WHAT TO PRODUCE:
Review the listing and copy each line that holds the word "ביותר".

Entries taken from a collection:
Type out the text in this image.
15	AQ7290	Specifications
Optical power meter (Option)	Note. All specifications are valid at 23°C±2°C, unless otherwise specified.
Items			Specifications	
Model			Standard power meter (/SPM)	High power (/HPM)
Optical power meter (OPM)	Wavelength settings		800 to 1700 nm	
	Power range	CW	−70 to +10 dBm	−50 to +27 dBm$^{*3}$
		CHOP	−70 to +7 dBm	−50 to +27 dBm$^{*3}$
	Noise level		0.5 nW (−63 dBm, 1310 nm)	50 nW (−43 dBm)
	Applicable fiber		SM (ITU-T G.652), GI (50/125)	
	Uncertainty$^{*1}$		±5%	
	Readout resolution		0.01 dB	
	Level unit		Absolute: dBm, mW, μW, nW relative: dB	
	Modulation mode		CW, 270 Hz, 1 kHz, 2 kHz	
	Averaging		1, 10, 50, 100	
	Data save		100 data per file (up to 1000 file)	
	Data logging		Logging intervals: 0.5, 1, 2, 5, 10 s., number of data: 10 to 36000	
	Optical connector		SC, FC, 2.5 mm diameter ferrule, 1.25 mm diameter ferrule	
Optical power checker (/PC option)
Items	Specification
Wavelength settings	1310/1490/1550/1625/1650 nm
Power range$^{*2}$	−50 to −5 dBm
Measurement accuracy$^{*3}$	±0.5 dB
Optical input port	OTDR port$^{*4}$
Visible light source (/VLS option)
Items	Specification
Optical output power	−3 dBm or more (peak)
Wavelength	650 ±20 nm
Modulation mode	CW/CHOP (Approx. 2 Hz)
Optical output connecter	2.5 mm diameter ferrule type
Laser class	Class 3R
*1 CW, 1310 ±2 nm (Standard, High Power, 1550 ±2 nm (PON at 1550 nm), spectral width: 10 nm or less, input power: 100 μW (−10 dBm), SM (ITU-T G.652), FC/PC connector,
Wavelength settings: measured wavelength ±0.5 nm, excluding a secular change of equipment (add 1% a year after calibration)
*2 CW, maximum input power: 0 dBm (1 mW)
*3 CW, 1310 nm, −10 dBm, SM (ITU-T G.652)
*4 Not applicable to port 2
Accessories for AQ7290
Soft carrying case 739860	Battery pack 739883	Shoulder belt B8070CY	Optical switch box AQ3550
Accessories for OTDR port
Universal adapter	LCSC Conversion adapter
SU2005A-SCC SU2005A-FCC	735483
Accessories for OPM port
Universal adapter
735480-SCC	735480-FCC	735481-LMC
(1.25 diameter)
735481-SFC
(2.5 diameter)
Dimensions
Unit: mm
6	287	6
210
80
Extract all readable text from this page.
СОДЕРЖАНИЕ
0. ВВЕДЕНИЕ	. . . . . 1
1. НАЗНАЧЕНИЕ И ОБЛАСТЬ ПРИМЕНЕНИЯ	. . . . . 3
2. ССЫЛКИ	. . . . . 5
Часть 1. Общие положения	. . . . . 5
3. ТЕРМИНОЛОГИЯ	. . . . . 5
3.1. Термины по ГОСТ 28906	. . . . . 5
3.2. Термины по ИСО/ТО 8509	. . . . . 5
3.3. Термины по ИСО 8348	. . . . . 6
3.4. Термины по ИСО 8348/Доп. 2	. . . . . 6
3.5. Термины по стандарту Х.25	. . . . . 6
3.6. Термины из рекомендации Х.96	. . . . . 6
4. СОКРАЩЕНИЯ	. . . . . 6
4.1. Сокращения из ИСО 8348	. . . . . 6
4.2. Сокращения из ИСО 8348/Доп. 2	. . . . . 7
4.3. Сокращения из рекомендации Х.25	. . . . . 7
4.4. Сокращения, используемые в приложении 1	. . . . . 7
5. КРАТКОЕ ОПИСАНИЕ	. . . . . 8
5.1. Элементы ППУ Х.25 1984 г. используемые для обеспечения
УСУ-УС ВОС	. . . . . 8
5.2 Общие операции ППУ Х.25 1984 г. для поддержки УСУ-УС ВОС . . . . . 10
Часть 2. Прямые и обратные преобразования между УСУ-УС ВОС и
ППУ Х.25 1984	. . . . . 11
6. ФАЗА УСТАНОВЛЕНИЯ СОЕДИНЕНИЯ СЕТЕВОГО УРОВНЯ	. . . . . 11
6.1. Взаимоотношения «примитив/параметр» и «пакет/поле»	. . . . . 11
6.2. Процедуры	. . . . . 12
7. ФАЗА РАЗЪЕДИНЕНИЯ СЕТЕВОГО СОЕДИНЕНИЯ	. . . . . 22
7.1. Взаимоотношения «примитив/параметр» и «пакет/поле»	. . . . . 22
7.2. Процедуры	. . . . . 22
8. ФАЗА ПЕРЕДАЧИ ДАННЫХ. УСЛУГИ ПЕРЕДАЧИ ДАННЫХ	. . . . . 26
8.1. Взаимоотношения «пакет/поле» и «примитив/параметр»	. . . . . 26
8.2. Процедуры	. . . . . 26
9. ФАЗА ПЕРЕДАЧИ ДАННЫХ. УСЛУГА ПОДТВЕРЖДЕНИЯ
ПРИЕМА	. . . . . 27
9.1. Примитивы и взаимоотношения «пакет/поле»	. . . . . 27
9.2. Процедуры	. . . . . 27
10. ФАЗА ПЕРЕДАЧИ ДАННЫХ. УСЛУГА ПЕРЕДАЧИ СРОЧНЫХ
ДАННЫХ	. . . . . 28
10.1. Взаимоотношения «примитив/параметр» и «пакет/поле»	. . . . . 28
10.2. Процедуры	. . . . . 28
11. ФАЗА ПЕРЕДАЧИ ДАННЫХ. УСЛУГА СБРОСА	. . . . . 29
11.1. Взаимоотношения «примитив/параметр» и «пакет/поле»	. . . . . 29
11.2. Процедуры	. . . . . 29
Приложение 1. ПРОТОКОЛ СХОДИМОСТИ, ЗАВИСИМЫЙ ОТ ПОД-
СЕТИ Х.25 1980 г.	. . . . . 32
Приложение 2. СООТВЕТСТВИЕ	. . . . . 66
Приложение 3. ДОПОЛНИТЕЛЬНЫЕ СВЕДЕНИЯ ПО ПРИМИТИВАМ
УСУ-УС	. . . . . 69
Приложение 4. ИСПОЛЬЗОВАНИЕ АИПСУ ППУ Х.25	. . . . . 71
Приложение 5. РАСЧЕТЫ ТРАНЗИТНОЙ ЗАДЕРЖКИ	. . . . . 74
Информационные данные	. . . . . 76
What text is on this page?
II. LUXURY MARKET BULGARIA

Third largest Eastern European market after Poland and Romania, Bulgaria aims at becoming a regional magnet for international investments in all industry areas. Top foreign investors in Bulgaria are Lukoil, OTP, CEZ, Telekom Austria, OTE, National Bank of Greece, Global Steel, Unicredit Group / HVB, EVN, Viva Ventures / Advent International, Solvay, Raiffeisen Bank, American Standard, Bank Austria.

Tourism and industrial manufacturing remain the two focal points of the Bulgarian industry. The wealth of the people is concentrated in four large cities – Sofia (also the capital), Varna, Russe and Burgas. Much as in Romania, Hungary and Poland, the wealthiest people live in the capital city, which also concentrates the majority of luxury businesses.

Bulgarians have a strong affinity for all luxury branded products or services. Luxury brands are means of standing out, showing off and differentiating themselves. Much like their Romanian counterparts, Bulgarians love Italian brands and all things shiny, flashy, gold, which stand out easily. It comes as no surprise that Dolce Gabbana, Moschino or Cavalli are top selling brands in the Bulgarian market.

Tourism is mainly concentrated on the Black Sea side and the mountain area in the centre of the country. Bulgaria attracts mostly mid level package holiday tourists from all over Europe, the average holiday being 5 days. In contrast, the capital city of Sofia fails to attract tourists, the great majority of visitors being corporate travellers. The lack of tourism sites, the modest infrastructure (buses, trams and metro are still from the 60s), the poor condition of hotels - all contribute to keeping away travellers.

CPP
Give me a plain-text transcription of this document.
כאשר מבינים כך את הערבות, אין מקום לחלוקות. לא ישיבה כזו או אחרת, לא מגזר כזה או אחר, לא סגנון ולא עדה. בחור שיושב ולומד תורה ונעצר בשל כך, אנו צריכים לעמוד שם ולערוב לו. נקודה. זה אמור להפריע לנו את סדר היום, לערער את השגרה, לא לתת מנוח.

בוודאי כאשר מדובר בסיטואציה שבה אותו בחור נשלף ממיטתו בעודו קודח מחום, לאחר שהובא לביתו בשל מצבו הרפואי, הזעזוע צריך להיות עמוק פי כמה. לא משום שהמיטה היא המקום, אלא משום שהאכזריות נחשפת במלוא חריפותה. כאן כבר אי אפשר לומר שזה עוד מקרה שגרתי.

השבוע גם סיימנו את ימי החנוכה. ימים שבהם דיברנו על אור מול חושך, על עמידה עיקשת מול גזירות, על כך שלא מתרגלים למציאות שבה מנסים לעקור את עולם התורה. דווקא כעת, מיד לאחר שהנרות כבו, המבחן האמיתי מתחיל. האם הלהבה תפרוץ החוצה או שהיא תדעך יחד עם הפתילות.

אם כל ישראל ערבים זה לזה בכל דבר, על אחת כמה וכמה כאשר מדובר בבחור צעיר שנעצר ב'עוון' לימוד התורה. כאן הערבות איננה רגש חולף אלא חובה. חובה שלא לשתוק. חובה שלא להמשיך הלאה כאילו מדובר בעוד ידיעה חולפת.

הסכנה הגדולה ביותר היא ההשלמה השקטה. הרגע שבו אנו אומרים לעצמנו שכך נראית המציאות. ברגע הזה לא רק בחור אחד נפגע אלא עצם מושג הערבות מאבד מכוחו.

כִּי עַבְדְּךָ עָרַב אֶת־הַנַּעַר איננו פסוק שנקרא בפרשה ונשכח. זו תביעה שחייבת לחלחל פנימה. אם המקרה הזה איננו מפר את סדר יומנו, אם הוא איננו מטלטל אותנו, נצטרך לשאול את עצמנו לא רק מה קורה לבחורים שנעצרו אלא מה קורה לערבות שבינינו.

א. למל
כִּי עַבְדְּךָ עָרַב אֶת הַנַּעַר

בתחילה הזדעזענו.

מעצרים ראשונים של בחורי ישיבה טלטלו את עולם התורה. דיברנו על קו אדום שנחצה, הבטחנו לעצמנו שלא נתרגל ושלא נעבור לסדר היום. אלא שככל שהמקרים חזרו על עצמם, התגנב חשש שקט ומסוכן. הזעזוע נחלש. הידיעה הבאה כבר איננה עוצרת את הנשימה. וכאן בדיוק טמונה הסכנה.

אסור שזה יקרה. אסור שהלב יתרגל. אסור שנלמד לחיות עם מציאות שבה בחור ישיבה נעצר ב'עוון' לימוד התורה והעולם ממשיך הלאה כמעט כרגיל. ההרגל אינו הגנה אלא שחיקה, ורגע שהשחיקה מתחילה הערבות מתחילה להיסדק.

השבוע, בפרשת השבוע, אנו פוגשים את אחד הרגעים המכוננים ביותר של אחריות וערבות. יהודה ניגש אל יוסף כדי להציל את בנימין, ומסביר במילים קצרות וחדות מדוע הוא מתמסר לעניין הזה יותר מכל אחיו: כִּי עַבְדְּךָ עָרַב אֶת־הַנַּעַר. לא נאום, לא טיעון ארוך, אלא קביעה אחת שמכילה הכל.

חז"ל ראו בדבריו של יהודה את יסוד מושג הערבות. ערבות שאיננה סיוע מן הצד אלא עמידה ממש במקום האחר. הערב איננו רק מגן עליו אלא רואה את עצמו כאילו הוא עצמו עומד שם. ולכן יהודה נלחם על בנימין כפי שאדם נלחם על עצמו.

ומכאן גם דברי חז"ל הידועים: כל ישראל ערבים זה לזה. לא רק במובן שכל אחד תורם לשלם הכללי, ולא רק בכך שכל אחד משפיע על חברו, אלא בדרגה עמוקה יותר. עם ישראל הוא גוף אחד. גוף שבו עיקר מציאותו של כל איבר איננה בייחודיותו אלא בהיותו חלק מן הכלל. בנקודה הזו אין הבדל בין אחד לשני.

OUTPUT BELOW:
הסכנה הגדולה ביותר היא ההשלמה השקטה. הרגע שבו אנו אומרים לעצמנו שכך נראית המציאות. ברגע הזה לא רק בחור אחד נפגע אלא עצם מושג הערבות מאבד מכוחו.
השבוע, בפרשת השבוע, אנו פוגשים את אחד הרגעים המכוננים ביותר של אחריות וערבות. יהודה ניגש אל יוסף כדי להציל את בנימין, ומסביר במילים קצרות וחדות מדוע הוא מתמסר לעניין הזה יותר מכל אחיו: כִּי עַבְדְּךָ עָרַב אֶת־הַנַּעַר. לא נאום, לא טיעון ארוך, אלא קביעה אחת שמכילה הכל.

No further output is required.